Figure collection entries
>>

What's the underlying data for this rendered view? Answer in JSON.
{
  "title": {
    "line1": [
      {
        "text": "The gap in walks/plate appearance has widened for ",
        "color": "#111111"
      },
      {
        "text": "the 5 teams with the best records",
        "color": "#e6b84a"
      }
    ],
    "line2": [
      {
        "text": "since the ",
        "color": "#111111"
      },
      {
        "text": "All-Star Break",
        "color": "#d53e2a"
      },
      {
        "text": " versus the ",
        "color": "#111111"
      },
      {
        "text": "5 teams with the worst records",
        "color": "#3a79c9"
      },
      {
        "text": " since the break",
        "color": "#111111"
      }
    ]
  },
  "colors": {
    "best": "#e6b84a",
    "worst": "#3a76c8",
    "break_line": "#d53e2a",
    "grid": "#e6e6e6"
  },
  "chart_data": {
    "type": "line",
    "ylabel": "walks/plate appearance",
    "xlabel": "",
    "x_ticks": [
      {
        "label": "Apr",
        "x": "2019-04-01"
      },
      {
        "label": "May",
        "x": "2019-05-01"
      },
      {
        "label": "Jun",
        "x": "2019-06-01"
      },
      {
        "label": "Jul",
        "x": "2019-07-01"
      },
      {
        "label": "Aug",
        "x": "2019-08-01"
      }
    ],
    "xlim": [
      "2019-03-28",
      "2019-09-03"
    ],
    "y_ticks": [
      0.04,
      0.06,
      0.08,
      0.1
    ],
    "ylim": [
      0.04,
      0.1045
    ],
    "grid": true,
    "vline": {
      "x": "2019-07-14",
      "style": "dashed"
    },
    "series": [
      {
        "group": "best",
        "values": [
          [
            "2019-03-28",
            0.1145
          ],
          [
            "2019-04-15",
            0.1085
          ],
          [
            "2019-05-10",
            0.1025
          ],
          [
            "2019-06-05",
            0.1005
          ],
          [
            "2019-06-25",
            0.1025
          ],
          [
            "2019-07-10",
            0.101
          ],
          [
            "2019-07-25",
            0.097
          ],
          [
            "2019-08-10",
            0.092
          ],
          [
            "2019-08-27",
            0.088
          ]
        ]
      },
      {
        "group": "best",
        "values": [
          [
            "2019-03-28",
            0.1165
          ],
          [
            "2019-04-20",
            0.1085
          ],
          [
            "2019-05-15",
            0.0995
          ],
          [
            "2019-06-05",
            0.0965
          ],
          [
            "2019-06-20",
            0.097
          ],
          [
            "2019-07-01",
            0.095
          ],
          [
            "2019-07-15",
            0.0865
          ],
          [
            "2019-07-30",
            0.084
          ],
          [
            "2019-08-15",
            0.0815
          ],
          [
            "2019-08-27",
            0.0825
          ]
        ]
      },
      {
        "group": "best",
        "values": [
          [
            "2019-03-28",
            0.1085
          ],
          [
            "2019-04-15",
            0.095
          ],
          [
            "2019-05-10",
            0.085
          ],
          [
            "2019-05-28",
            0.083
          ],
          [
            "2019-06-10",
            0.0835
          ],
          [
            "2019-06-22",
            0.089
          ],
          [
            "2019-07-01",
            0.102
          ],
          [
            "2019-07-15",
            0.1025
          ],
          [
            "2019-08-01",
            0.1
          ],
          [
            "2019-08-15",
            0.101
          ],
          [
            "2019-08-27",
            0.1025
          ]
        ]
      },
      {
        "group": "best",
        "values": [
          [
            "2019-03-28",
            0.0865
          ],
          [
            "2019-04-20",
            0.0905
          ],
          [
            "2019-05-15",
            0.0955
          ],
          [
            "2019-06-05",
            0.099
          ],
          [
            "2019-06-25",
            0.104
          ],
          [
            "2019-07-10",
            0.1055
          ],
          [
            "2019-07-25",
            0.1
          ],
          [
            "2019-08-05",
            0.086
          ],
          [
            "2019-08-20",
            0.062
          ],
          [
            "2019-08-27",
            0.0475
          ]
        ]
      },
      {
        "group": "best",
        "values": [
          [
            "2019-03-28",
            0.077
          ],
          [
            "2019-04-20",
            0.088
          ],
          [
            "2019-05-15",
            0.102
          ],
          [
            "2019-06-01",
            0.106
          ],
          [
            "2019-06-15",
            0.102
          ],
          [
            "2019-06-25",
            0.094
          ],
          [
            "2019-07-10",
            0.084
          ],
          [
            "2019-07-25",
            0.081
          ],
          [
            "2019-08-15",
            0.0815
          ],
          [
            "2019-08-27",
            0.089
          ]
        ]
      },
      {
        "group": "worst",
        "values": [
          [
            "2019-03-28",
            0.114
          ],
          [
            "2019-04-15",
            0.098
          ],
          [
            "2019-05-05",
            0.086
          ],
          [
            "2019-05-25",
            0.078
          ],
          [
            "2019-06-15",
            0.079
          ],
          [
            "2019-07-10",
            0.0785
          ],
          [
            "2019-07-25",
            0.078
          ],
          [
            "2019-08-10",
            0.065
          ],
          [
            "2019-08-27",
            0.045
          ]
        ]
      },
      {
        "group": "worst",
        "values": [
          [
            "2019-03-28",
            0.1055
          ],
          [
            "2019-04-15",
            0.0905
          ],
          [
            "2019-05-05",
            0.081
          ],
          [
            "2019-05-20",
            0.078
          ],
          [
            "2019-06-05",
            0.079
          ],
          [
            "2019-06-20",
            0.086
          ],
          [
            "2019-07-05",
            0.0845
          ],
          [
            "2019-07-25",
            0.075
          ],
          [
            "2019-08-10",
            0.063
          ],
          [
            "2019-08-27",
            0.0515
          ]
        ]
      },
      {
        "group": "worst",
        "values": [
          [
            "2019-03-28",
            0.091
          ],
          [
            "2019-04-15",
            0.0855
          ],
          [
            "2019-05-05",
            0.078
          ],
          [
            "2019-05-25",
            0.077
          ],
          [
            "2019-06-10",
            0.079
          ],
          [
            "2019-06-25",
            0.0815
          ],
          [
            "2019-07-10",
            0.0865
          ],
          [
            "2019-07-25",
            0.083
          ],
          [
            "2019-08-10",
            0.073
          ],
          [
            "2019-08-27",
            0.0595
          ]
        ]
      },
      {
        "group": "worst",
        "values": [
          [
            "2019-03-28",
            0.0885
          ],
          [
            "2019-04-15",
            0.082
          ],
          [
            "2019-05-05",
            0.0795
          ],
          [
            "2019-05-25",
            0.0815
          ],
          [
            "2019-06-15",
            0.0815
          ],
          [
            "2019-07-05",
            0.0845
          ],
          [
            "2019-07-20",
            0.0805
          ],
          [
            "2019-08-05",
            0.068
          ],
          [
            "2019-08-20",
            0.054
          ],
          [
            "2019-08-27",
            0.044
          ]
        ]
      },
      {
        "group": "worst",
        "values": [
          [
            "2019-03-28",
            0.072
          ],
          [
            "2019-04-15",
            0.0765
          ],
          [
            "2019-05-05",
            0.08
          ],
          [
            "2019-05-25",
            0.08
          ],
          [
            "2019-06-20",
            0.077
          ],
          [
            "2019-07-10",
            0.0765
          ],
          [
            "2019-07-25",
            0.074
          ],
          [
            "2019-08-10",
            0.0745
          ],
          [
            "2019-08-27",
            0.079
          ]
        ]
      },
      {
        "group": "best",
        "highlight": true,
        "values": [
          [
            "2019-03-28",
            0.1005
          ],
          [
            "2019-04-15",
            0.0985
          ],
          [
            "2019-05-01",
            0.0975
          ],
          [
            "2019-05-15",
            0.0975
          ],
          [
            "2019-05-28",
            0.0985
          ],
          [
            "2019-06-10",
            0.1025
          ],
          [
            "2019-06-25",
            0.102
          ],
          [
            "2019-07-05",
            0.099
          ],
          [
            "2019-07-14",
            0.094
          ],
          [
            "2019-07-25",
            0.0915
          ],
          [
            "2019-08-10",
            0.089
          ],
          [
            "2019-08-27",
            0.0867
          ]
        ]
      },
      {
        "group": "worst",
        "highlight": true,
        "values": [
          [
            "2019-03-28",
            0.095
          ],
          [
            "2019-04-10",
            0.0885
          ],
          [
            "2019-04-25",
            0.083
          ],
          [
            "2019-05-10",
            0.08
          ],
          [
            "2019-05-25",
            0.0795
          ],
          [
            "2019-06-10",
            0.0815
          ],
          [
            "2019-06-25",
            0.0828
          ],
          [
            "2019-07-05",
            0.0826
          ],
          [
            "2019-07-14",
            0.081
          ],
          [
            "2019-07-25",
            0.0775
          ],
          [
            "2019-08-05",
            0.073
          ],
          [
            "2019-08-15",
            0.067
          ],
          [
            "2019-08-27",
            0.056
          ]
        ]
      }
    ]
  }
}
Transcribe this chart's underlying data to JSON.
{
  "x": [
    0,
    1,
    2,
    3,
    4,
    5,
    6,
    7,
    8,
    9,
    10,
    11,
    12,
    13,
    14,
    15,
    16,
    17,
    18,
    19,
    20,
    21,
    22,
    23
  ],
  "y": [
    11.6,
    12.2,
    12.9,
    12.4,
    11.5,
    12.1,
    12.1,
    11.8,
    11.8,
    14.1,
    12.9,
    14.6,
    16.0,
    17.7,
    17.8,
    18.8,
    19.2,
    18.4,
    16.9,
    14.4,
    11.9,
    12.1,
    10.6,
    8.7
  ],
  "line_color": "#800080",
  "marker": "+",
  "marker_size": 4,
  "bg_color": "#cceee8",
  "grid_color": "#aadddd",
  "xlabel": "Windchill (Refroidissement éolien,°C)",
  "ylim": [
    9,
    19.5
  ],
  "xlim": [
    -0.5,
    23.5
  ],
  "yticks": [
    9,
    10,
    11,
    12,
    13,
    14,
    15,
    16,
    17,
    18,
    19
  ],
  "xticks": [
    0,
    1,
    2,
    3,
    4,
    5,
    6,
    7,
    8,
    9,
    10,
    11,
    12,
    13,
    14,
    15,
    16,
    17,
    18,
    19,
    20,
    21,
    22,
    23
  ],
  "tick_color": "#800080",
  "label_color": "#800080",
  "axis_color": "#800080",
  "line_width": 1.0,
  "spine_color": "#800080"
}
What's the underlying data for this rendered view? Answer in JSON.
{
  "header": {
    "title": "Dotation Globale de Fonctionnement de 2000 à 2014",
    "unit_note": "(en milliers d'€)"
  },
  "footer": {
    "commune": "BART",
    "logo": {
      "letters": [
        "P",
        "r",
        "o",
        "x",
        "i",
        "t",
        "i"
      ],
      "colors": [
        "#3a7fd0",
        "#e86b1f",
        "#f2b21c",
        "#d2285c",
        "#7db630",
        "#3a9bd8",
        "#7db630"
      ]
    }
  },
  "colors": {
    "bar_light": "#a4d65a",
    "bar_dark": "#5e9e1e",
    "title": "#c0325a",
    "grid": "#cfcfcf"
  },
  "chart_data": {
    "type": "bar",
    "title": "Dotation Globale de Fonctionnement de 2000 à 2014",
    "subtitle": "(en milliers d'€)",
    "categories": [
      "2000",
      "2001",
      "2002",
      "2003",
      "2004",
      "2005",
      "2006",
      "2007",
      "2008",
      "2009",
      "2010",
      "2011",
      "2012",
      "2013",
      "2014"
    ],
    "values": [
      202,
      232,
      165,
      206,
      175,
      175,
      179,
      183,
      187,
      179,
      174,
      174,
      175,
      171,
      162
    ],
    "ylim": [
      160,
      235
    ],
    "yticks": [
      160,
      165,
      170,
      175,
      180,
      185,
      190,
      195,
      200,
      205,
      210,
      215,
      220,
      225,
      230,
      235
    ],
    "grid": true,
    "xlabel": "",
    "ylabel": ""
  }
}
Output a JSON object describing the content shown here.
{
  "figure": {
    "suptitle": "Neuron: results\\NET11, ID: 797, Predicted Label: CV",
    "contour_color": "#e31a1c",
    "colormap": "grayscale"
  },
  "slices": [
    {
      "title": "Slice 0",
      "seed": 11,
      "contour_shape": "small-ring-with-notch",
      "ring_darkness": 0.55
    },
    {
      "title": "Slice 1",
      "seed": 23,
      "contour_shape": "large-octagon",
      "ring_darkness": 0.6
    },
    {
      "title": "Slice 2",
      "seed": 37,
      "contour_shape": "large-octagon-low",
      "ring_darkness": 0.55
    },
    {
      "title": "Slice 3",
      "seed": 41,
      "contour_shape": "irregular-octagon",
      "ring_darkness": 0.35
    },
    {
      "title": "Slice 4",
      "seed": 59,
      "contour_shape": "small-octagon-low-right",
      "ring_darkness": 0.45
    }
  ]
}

<<

- [TASK BRIEF]: Leave out every line before the one containing "Output a JSON"; set down that line and all remaining lines of the material exactly.

- [ANSWER]:
Output a JSON object describing the content shown here.
{
  "figure": {
    "suptitle": "Neuron: results\\NET11, ID: 797, Predicted Label: CV",
    "contour_color": "#e31a1c",
    "colormap": "grayscale"
  },
  "slices": [
    {
      "title": "Slice 0",
      "seed": 11,
      "contour_shape": "small-ring-with-notch",
      "ring_darkness": 0.55
    },
    {
      "title": "Slice 1",
      "seed": 23,
      "contour_shape": "large-octagon",
      "ring_darkness": 0.6
    },
    {
      "title": "Slice 2",
      "seed": 37,
      "contour_shape": "large-octagon-low",
      "ring_darkness": 0.55
    },
    {
      "title": "Slice 3",
      "seed": 41,
      "contour_shape": "irregular-octagon",
      "ring_darkness": 0.35
    },
    {
      "title": "Slice 4",
      "seed": 59,
      "contour_shape": "small-octagon-low-right",
      "ring_darkness": 0.45
    }
  ]
}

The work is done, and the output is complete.